- **SHORT TASK**: In your copy, repeat the records exactly and leave out the pictures.

- **DATA FOR PROCESSING**:

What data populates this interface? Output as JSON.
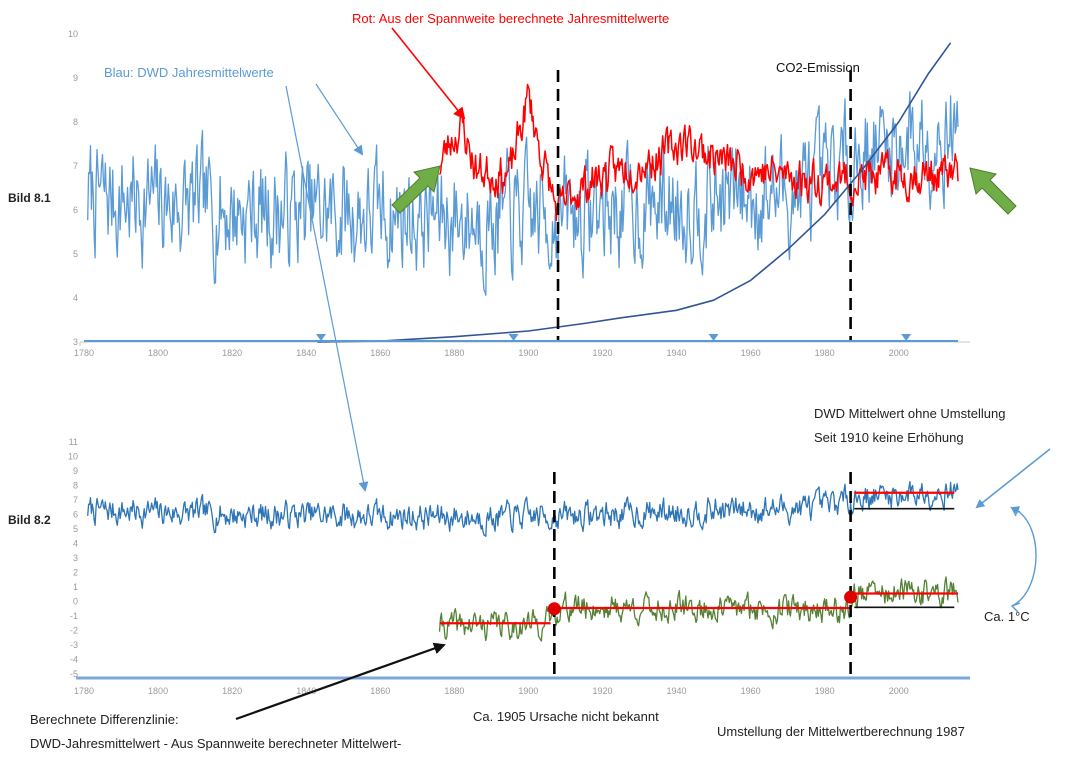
{
  "labels": {
    "panel1": "Bild 8.1",
    "panel2": "Bild 8.2",
    "red_title": "Rot: Aus der Spannweite berechnete Jahresmittelwerte",
    "blue_title": "Blau: DWD Jahresmittelwerte",
    "co2": "CO2-Emission",
    "dwd_note_1": "DWD Mittelwert ohne Umstellung",
    "dwd_note_2": "Seit 1910 keine Erhöhung",
    "ca_1c": "Ca. 1°C",
    "diff_1": "Berechnete Differenzlinie:",
    "diff_2": "DWD-Jahresmittelwert - Aus Spannweite berechneter Mittelwert-",
    "ca_1905": "Ca. 1905 Ursache nicht bekannt",
    "umstellung": "Umstellung der Mittelwertberechnung 1987"
  },
  "colors": {
    "blue": "#5b9bd5",
    "blue_dark": "#2e75b6",
    "red": "#ff0000",
    "green": "#548235",
    "arrow_green": "#70ad47",
    "co2_line": "#2f5597",
    "zero_line": "#4472c4"
  },
  "chart_data": [
    {
      "id": "bild-8-1",
      "type": "line",
      "x_range": [
        1780,
        2016
      ],
      "x_ticks": [
        "1780",
        "1800",
        "1820",
        "1840",
        "1860",
        "1880",
        "1900",
        "1920",
        "1940",
        "1960",
        "1980",
        "2000"
      ],
      "y_range": [
        3,
        10
      ],
      "y_ticks": [
        "3",
        "4",
        "5",
        "6",
        "7",
        "8",
        "9",
        "10"
      ],
      "grid": false,
      "series": [
        {
          "name": "Blau: DWD Jahresmittelwerte",
          "color": "blue",
          "x_start": 1781,
          "x_end": 2016,
          "seed": 7,
          "mean": 6.25,
          "amplitude": 1.2,
          "trend": [
            [
              1781,
              6.3
            ],
            [
              1820,
              6.0
            ],
            [
              1860,
              5.9
            ],
            [
              1890,
              5.8
            ],
            [
              1910,
              5.9
            ],
            [
              1940,
              6.2
            ],
            [
              1980,
              6.5
            ],
            [
              1988,
              7.3
            ],
            [
              2016,
              7.9
            ]
          ]
        },
        {
          "name": "Rot: Aus der Spannweite berechnete Jahresmittelwerte",
          "color": "red",
          "x_start": 1876,
          "x_end": 2016,
          "seed": 23,
          "amplitude": 0.45,
          "trend": [
            [
              1876,
              7.0
            ],
            [
              1879,
              7.6
            ],
            [
              1882,
              7.9
            ],
            [
              1886,
              6.9
            ],
            [
              1895,
              6.8
            ],
            [
              1900,
              8.6
            ],
            [
              1903,
              7.4
            ],
            [
              1908,
              5.9
            ],
            [
              1912,
              6.4
            ],
            [
              1920,
              6.8
            ],
            [
              1935,
              7.2
            ],
            [
              1942,
              7.6
            ],
            [
              1955,
              7.0
            ],
            [
              1975,
              6.7
            ],
            [
              1988,
              6.7
            ],
            [
              2000,
              6.8
            ],
            [
              2016,
              6.8
            ]
          ]
        },
        {
          "name": "CO2-Emission",
          "color": "co2_line",
          "points": [
            [
              1843,
              3.0
            ],
            [
              1860,
              3.02
            ],
            [
              1880,
              3.12
            ],
            [
              1900,
              3.25
            ],
            [
              1915,
              3.42
            ],
            [
              1925,
              3.55
            ],
            [
              1940,
              3.72
            ],
            [
              1950,
              3.95
            ],
            [
              1960,
              4.4
            ],
            [
              1970,
              5.1
            ],
            [
              1980,
              5.9
            ],
            [
              1990,
              6.9
            ],
            [
              2000,
              8.0
            ],
            [
              2008,
              9.1
            ],
            [
              2014,
              9.8
            ]
          ]
        }
      ],
      "markers_x": [
        1844,
        1896,
        1950,
        2002
      ],
      "dashed_x": [
        1908,
        1987
      ]
    },
    {
      "id": "bild-8-2",
      "type": "line",
      "x_range": [
        1780,
        2016
      ],
      "x_ticks": [
        "1780",
        "1800",
        "1820",
        "1840",
        "1860",
        "1880",
        "1900",
        "1920",
        "1940",
        "1960",
        "1980",
        "2000"
      ],
      "y_range": [
        -5,
        11
      ],
      "y_ticks": [
        "-5",
        "-4",
        "-3",
        "-2",
        "-1",
        "0",
        "1",
        "2",
        "3",
        "4",
        "5",
        "6",
        "7",
        "8",
        "9",
        "10",
        "11"
      ],
      "grid": false,
      "series": [
        {
          "name": "DWD Jahresmittelwert",
          "color": "blue_dark",
          "x_start": 1781,
          "x_end": 2016,
          "seed": 7,
          "mean": 6.25,
          "amplitude": 0.9,
          "trend": [
            [
              1781,
              6.3
            ],
            [
              1820,
              6.0
            ],
            [
              1860,
              5.9
            ],
            [
              1890,
              5.8
            ],
            [
              1910,
              5.9
            ],
            [
              1940,
              6.2
            ],
            [
              1980,
              6.5
            ],
            [
              1988,
              7.2
            ],
            [
              2016,
              7.7
            ]
          ]
        },
        {
          "name": "Berechnete Differenzlinie",
          "color": "green",
          "x_start": 1876,
          "x_end": 2016,
          "seed": 41,
          "amplitude": 0.9,
          "trend": [
            [
              1876,
              -1.7
            ],
            [
              1895,
              -1.6
            ],
            [
              1905,
              -1.5
            ],
            [
              1908,
              -0.4
            ],
            [
              1940,
              -0.5
            ],
            [
              1987,
              -0.5
            ],
            [
              1988,
              0.5
            ],
            [
              2016,
              0.6
            ]
          ]
        }
      ],
      "segments": [
        {
          "color": "red",
          "y": -1.5,
          "x": [
            1876,
            1906
          ]
        },
        {
          "color": "red",
          "y": -0.45,
          "x": [
            1908,
            1987
          ]
        },
        {
          "color": "red",
          "y": 0.55,
          "x": [
            1988,
            2016
          ]
        },
        {
          "color": "red",
          "y": 7.5,
          "x": [
            1988,
            2015
          ]
        },
        {
          "color": "black",
          "y": 6.4,
          "x": [
            1988,
            2015
          ]
        },
        {
          "color": "black",
          "y": -0.4,
          "x": [
            1988,
            2015
          ]
        }
      ],
      "dots": [
        [
          1907,
          -0.5
        ],
        [
          1987,
          0.3
        ]
      ],
      "dashed_x": [
        1907,
        1987
      ]
    }
  ]
}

- **REPLY TO THE TASK**:
What data populates this interface? Output as JSON.
{
  "labels": {
    "panel1": "Bild 8.1",
    "panel2": "Bild 8.2",
    "red_title": "Rot: Aus der Spannweite berechnete Jahresmittelwerte",
    "blue_title": "Blau: DWD Jahresmittelwerte",
    "co2": "CO2-Emission",
    "dwd_note_1": "DWD Mittelwert ohne Umstellung",
    "dwd_note_2": "Seit 1910 keine Erhöhung",
    "ca_1c": "Ca. 1°C",
    "diff_1": "Berechnete Differenzlinie:",
    "diff_2": "DWD-Jahresmittelwert - Aus Spannweite berechneter Mittelwert-",
    "ca_1905": "Ca. 1905 Ursache nicht bekannt",
    "umstellung": "Umstellung der Mittelwertberechnung 1987"
  },
  "colors": {
    "blue": "#5b9bd5",
    "blue_dark": "#2e75b6",
    "red": "#ff0000",
    "green": "#548235",
    "arrow_green": "#70ad47",
    "co2_line": "#2f5597",
    "zero_line": "#4472c4"
  },
  "chart_data": [
    {
      "id": "bild-8-1",
      "type": "line",
      "x_range": [
        1780,
        2016
      ],
      "x_ticks": [
        "1780",
        "1800",
        "1820",
        "1840",
        "1860",
        "1880",
        "1900",
        "1920",
        "1940",
        "1960",
        "1980",
        "2000"
      ],
      "y_range": [
        3,
        10
      ],
      "y_ticks": [
        "3",
        "4",
        "5",
        "6",
        "7",
        "8",
        "9",
        "10"
      ],
      "grid": false,
      "series": [
        {
          "name": "Blau: DWD Jahresmittelwerte",
          "color": "blue",
          "x_start": 1781,
          "x_end": 2016,
          "seed": 7,
          "mean": 6.25,
          "amplitude": 1.2,
          "trend": [
            [
              1781,
              6.3
            ],
            [
              1820,
              6.0
            ],
            [
              1860,
              5.9
            ],
            [
              1890,
              5.8
            ],
            [
              1910,
              5.9
            ],
            [
              1940,
              6.2
            ],
            [
              1980,
              6.5
            ],
            [
              1988,
              7.3
            ],
            [
              2016,
              7.9
            ]
          ]
        },
        {
          "name": "Rot: Aus der Spannweite berechnete Jahresmittelwerte",
          "color": "red",
          "x_start": 1876,
          "x_end": 2016,
          "seed": 23,
          "amplitude": 0.45,
          "trend": [
            [
              1876,
              7.0
            ],
            [
              1879,
              7.6
            ],
            [
              1882,
              7.9
            ],
            [
              1886,
              6.9
            ],
            [
              1895,
              6.8
            ],
            [
              1900,
              8.6
            ],
            [
              1903,
              7.4
            ],
            [
              1908,
              5.9
            ],
            [
              1912,
              6.4
            ],
            [
              1920,
              6.8
            ],
            [
              1935,
              7.2
            ],
            [
              1942,
              7.6
            ],
            [
              1955,
              7.0
            ],
            [
              1975,
              6.7
            ],
            [
              1988,
              6.7
            ],
            [
              2000,
              6.8
            ],
            [
              2016,
              6.8
            ]
          ]
        },
        {
          "name": "CO2-Emission",
          "color": "co2_line",
          "points": [
            [
              1843,
              3.0
            ],
            [
              1860,
              3.02
            ],
            [
              1880,
              3.12
            ],
            [
              1900,
              3.25
            ],
            [
              1915,
              3.42
            ],
            [
              1925,
              3.55
            ],
            [
              1940,
              3.72
            ],
            [
              1950,
              3.95
            ],
            [
              1960,
              4.4
            ],
            [
              1970,
              5.1
            ],
            [
              1980,
              5.9
            ],
            [
              1990,
              6.9
            ],
            [
              2000,
              8.0
            ],
            [
              2008,
              9.1
            ],
            [
              2014,
              9.8
            ]
          ]
        }
      ],
      "markers_x": [
        1844,
        1896,
        1950,
        2002
      ],
      "dashed_x": [
        1908,
        1987
      ]
    },
    {
      "id": "bild-8-2",
      "type": "line",
      "x_range": [
        1780,
        2016
      ],
      "x_ticks": [
        "1780",
        "1800",
        "1820",
        "1840",
        "1860",
        "1880",
        "1900",
        "1920",
        "1940",
        "1960",
        "1980",
        "2000"
      ],
      "y_range": [
        -5,
        11
      ],
      "y_ticks": [
        "-5",
        "-4",
        "-3",
        "-2",
        "-1",
        "0",
        "1",
        "2",
        "3",
        "4",
        "5",
        "6",
        "7",
        "8",
        "9",
        "10",
        "11"
      ],
      "grid": false,
      "series": [
        {
          "name": "DWD Jahresmittelwert",
          "color": "blue_dark",
          "x_start": 1781,
          "x_end": 2016,
          "seed": 7,
          "mean": 6.25,
          "amplitude": 0.9,
          "trend": [
            [
              1781,
              6.3
            ],
            [
              1820,
              6.0
            ],
            [
              1860,
              5.9
            ],
            [
              1890,
              5.8
            ],
            [
              1910,
              5.9
            ],
            [
              1940,
              6.2
            ],
            [
              1980,
              6.5
            ],
            [
              1988,
              7.2
            ],
            [
              2016,
              7.7
            ]
          ]
        },
        {
          "name": "Berechnete Differenzlinie",
          "color": "green",
          "x_start": 1876,
          "x_end": 2016,
          "seed": 41,
          "amplitude": 0.9,
          "trend": [
            [
              1876,
              -1.7
            ],
            [
              1895,
              -1.6
            ],
            [
              1905,
              -1.5
            ],
            [
              1908,
              -0.4
            ],
            [
              1940,
              -0.5
            ],
            [
              1987,
              -0.5
            ],
            [
              1988,
              0.5
            ],
            [
              2016,
              0.6
            ]
          ]
        }
      ],
      "segments": [
        {
          "color": "red",
          "y": -1.5,
          "x": [
            1876,
            1906
          ]
        },
        {
          "color": "red",
          "y": -0.45,
          "x": [
            1908,
            1987
          ]
        },
        {
          "color": "red",
          "y": 0.55,
          "x": [
            1988,
            2016
          ]
        },
        {
          "color": "red",
          "y": 7.5,
          "x": [
            1988,
            2015
          ]
        },
        {
          "color": "black",
          "y": 6.4,
          "x": [
            1988,
            2015
          ]
        },
        {
          "color": "black",
          "y": -0.4,
          "x": [
            1988,
            2015
          ]
        }
      ],
      "dots": [
        [
          1907,
          -0.5
        ],
        [
          1987,
          0.3
        ]
      ],
      "dashed_x": [
        1907,
        1987
      ]
    }
  ]
}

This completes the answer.